*** Records Section Begins ***

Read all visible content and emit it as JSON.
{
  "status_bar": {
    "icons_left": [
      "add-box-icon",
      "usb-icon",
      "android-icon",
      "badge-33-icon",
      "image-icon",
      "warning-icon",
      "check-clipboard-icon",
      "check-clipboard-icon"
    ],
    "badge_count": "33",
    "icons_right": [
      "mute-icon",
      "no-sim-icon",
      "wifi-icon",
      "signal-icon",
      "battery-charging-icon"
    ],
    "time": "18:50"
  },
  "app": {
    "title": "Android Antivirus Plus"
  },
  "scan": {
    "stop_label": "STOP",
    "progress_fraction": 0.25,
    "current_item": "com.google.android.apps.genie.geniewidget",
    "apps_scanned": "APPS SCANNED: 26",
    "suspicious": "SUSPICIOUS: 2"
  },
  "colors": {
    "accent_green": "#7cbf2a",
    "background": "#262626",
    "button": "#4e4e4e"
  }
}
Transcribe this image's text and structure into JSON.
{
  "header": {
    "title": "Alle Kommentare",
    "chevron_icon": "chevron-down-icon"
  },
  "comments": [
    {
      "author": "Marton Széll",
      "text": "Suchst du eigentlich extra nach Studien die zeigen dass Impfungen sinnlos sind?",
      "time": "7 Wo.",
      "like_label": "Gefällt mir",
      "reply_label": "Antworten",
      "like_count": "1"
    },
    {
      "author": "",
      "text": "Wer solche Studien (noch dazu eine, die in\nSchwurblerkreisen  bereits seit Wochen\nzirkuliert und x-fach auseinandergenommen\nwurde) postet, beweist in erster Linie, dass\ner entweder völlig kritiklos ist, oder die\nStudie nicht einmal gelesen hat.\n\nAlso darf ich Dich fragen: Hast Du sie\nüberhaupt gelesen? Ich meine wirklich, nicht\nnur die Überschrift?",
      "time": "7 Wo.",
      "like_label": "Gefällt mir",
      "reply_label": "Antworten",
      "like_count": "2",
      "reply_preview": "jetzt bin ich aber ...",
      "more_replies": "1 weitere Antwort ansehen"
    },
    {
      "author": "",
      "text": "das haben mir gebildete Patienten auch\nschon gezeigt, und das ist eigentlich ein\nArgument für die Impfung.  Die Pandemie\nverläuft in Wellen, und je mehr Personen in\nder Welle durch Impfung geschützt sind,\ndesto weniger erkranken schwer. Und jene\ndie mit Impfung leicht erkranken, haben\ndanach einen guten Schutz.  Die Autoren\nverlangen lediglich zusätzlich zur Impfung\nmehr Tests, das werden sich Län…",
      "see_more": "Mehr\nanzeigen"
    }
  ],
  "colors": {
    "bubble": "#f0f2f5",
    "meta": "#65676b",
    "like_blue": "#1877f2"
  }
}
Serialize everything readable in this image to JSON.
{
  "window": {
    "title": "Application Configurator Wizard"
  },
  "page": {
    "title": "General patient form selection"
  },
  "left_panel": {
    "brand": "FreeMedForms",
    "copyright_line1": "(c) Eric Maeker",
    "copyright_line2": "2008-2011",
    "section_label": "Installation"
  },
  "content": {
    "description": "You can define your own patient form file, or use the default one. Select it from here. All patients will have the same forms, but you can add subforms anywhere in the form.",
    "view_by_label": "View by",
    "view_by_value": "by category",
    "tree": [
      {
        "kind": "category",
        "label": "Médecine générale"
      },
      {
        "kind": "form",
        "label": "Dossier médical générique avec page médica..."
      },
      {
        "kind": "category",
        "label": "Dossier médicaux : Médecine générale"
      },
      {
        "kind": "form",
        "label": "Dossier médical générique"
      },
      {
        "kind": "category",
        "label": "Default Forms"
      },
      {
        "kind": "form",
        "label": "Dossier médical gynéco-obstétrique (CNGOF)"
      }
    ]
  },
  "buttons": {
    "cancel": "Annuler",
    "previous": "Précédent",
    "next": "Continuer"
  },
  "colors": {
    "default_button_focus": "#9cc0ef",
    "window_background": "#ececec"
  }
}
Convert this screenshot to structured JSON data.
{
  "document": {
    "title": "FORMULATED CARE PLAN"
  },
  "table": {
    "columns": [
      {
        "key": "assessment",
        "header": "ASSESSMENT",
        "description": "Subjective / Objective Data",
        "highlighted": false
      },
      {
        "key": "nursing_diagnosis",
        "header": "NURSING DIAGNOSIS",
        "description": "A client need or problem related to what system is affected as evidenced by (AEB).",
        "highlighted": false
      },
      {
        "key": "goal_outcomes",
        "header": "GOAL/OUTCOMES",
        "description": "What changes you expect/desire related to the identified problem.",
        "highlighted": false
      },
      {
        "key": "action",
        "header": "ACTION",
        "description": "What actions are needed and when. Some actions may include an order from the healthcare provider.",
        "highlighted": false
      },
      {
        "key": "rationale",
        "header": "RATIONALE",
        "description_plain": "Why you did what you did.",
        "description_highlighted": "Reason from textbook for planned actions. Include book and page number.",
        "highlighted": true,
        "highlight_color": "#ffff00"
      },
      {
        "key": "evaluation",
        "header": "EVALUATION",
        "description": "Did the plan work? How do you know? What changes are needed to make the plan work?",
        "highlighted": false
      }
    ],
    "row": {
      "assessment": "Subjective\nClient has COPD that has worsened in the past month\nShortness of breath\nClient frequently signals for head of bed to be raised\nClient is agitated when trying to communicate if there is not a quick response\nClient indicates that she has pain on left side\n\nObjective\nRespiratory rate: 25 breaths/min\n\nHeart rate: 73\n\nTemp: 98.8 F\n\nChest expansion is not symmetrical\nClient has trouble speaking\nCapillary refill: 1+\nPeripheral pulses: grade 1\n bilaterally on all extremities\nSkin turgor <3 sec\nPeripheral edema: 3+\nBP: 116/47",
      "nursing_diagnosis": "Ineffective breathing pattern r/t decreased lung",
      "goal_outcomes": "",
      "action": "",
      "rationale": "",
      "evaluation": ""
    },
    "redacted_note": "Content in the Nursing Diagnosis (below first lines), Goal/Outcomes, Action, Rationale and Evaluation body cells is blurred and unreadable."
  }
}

*** Records Section Ends ***

> _What the task requires_:
Within the data above, filter for lines containing the word "check" and copy each one.

> _Finished exercise_:
      "check-clipboard-icon",
      "check-clipboard-icon"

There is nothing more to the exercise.